■ **JOB**:
Find every line in the records below that holds the word "正确答案" and copy it.

■ **PROVIDED DATA**:
....
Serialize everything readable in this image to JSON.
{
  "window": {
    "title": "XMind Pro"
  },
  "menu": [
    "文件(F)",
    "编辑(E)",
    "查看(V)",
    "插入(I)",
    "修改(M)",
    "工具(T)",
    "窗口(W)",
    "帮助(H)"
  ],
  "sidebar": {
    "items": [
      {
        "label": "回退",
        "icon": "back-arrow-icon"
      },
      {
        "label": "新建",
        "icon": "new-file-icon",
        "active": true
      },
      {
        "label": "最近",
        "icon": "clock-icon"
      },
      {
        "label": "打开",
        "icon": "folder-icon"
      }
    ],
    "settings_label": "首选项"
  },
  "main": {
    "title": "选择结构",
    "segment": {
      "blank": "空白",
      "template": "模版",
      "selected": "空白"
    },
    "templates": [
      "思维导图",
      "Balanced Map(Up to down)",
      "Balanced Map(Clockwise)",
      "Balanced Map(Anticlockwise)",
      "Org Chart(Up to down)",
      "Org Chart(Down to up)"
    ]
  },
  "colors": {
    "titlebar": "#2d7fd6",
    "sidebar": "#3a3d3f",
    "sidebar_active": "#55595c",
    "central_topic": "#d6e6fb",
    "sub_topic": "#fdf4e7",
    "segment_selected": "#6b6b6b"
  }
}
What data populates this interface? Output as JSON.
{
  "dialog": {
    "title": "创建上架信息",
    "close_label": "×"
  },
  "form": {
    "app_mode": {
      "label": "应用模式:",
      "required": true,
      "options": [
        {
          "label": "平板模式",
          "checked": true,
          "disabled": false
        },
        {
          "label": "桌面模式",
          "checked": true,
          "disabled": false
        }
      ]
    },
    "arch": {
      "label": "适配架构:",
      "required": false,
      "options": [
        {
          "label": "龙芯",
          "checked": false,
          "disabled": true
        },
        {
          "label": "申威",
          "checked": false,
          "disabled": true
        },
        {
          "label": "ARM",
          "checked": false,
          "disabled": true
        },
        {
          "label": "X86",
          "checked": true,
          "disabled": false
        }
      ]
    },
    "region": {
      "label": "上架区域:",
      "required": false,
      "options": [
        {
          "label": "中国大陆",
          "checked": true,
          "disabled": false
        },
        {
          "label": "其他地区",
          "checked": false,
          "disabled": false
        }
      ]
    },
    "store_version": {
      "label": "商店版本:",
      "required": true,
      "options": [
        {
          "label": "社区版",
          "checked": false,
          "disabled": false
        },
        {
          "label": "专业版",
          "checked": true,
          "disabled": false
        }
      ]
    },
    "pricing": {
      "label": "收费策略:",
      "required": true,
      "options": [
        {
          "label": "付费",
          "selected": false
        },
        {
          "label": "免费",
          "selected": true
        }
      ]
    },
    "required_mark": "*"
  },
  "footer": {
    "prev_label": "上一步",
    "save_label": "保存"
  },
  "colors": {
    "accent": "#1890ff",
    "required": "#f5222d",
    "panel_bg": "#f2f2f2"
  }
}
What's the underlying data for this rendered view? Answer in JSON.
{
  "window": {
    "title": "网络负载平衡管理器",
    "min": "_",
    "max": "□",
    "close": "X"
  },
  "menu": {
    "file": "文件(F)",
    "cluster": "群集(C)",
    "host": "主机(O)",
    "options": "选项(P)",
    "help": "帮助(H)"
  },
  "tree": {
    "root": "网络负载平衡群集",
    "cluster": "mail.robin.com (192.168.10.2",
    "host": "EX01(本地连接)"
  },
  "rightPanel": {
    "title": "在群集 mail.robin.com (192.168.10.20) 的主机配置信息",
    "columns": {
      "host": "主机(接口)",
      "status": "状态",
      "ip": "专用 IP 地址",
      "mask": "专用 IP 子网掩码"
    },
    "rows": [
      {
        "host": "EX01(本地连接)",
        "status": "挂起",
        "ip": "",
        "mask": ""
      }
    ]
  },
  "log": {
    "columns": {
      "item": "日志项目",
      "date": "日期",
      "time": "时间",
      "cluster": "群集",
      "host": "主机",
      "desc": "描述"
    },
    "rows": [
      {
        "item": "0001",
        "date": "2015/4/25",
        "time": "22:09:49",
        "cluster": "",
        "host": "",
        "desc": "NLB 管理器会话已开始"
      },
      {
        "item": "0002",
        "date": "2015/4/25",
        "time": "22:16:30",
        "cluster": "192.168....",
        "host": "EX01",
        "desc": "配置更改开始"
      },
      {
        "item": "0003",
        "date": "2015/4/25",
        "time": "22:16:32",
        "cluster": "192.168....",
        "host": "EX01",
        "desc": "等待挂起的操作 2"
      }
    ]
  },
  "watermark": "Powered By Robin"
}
....
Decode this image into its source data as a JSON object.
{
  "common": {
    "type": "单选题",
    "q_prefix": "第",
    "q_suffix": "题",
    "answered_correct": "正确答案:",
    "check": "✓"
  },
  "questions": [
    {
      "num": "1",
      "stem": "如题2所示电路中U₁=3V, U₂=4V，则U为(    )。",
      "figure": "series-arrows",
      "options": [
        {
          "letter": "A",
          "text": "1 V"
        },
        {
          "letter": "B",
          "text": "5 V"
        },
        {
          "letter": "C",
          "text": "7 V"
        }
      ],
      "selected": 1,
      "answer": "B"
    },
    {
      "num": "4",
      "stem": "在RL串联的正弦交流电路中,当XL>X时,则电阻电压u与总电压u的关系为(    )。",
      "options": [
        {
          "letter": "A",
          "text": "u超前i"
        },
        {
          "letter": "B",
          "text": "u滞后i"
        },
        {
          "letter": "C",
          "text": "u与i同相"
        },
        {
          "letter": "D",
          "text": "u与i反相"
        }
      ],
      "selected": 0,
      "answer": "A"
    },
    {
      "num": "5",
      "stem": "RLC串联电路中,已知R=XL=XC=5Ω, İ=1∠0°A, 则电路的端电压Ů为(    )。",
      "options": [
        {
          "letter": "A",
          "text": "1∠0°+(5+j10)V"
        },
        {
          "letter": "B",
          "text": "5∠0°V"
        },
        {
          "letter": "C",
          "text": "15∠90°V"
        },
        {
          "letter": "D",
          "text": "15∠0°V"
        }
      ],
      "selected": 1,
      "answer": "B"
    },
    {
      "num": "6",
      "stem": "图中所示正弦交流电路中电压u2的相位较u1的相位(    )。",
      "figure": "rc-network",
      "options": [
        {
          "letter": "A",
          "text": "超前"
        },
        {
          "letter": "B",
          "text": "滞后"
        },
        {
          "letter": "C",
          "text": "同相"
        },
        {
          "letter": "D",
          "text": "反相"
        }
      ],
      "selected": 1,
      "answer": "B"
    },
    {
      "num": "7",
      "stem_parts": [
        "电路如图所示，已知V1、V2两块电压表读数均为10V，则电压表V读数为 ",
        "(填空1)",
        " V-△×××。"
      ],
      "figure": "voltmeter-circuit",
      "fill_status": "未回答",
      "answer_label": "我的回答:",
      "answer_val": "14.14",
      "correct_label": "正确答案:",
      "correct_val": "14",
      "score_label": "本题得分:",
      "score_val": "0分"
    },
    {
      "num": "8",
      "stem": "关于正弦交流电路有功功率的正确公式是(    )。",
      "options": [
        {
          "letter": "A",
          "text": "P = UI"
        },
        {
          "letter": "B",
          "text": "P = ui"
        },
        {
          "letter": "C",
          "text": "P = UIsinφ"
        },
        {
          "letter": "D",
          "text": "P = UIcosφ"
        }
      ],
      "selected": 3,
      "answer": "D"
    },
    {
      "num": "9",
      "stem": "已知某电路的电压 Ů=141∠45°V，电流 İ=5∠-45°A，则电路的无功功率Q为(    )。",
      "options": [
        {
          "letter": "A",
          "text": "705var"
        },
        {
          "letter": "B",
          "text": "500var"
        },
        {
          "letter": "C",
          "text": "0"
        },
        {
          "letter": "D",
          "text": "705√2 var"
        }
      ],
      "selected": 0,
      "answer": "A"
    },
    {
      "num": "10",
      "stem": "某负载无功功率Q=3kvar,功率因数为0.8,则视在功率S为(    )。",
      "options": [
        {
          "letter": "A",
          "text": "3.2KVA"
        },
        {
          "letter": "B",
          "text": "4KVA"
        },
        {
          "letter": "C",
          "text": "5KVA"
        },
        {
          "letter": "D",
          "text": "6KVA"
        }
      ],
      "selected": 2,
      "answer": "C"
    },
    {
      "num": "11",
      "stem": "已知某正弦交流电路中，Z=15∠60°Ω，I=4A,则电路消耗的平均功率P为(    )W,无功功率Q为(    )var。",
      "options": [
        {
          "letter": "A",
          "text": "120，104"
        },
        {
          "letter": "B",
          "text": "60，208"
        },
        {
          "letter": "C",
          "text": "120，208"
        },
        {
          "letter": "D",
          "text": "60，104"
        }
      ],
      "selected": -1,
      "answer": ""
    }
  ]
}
....
■ **ANSWER BELOW**:
    "answered_correct": "正确答案:",
      "correct_label": "正确答案:",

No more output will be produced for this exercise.